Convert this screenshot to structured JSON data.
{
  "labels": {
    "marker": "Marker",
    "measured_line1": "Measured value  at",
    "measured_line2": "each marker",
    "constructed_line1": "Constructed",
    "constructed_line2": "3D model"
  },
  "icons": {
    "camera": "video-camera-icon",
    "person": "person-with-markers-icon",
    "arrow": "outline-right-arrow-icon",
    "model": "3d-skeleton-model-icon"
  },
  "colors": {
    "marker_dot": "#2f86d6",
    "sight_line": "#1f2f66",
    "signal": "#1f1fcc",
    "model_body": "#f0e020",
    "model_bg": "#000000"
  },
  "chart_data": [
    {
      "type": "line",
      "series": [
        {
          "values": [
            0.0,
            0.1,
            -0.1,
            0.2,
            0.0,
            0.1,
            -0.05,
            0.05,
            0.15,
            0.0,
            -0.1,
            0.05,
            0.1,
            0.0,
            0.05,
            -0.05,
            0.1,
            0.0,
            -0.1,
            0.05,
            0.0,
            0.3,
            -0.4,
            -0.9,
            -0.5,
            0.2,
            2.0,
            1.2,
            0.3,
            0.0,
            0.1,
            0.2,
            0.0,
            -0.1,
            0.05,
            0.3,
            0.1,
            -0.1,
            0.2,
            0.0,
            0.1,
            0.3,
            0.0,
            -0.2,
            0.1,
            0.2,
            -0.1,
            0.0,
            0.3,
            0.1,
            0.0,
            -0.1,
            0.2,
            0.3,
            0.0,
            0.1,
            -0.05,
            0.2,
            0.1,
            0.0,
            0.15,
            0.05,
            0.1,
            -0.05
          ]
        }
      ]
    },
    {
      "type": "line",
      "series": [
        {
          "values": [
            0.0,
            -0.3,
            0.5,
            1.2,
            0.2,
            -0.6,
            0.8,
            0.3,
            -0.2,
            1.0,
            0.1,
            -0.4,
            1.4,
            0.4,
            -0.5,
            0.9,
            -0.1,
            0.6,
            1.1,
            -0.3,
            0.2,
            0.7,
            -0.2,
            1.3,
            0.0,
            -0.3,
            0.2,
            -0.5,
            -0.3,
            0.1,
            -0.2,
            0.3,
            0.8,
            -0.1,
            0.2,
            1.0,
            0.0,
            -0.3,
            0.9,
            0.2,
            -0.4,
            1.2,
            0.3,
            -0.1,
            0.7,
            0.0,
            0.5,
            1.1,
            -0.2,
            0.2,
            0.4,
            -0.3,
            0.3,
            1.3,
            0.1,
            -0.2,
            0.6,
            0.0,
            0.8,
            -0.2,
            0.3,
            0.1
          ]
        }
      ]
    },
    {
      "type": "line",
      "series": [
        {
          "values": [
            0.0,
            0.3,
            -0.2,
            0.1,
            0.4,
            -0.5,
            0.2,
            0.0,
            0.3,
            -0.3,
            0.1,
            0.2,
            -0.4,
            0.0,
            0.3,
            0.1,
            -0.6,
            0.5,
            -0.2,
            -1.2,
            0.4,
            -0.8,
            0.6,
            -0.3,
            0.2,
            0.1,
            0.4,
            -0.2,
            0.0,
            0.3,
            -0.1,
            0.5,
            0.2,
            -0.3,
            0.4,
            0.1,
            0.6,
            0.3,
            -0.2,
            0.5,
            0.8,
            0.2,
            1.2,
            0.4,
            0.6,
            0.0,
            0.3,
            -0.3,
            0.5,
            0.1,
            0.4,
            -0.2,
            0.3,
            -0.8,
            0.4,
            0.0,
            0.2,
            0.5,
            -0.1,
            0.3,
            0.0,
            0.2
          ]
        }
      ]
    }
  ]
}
--------------------------------
▶ **Description of the task**
Word for word, extract all the records.

▶ **Response to this task**
Convert this screenshot to structured JSON data.
{
  "labels": {
    "marker": "Marker",
    "measured_line1": "Measured value  at",
    "measured_line2": "each marker",
    "constructed_line1": "Constructed",
    "constructed_line2": "3D model"
  },
  "icons": {
    "camera": "video-camera-icon",
    "person": "person-with-markers-icon",
    "arrow": "outline-right-arrow-icon",
    "model": "3d-skeleton-model-icon"
  },
  "colors": {
    "marker_dot": "#2f86d6",
    "sight_line": "#1f2f66",
    "signal": "#1f1fcc",
    "model_body": "#f0e020",
    "model_bg": "#000000"
  },
  "chart_data": [
    {
      "type": "line",
      "series": [
        {
          "values": [
            0.0,
            0.1,
            -0.1,
            0.2,
            0.0,
            0.1,
            -0.05,
            0.05,
            0.15,
            0.0,
            -0.1,
            0.05,
            0.1,
            0.0,
            0.05,
            -0.05,
            0.1,
            0.0,
            -0.1,
            0.05,
            0.0,
            0.3,
            -0.4,
            -0.9,
            -0.5,
            0.2,
            2.0,
            1.2,
            0.3,
            0.0,
            0.1,
            0.2,
            0.0,
            -0.1,
            0.05,
            0.3,
            0.1,
            -0.1,
            0.2,
            0.0,
            0.1,
            0.3,
            0.0,
            -0.2,
            0.1,
            0.2,
            -0.1,
            0.0,
            0.3,
            0.1,
            0.0,
            -0.1,
            0.2,
            0.3,
            0.0,
            0.1,
            -0.05,
            0.2,
            0.1,
            0.0,
            0.15,
            0.05,
            0.1,
            -0.05
          ]
        }
      ]
    },
    {
      "type": "line",
      "series": [
        {
          "values": [
            0.0,
            -0.3,
            0.5,
            1.2,
            0.2,
            -0.6,
            0.8,
            0.3,
            -0.2,
            1.0,
            0.1,
            -0.4,
            1.4,
            0.4,
            -0.5,
            0.9,
            -0.1,
            0.6,
            1.1,
            -0.3,
            0.2,
            0.7,
            -0.2,
            1.3,
            0.0,
            -0.3,
            0.2,
            -0.5,
            -0.3,
            0.1,
            -0.2,
            0.3,
            0.8,
            -0.1,
            0.2,
            1.0,
            0.0,
            -0.3,
            0.9,
            0.2,
            -0.4,
            1.2,
            0.3,
            -0.1,
            0.7,
            0.0,
            0.5,
            1.1,
            -0.2,
            0.2,
            0.4,
            -0.3,
            0.3,
            1.3,
            0.1,
            -0.2,
            0.6,
            0.0,
            0.8,
            -0.2,
            0.3,
            0.1
          ]
        }
      ]
    },
    {
      "type": "line",
      "series": [
        {
          "values": [
            0.0,
            0.3,
            -0.2,
            0.1,
            0.4,
            -0.5,
            0.2,
            0.0,
            0.3,
            -0.3,
            0.1,
            0.2,
            -0.4,
            0.0,
            0.3,
            0.1,
            -0.6,
            0.5,
            -0.2,
            -1.2,
            0.4,
            -0.8,
            0.6,
            -0.3,
            0.2,
            0.1,
            0.4,
            -0.2,
            0.0,
            0.3,
            -0.1,
            0.5,
            0.2,
            -0.3,
            0.4,
            0.1,
            0.6,
            0.3,
            -0.2,
            0.5,
            0.8,
            0.2,
            1.2,
            0.4,
            0.6,
            0.0,
            0.3,
            -0.3,
            0.5,
            0.1,
            0.4,
            -0.2,
            0.3,
            -0.8,
            0.4,
            0.0,
            0.2,
            0.5,
            -0.1,
            0.3,
            0.0,
            0.2
          ]
        }
      ]
    }
  ]
}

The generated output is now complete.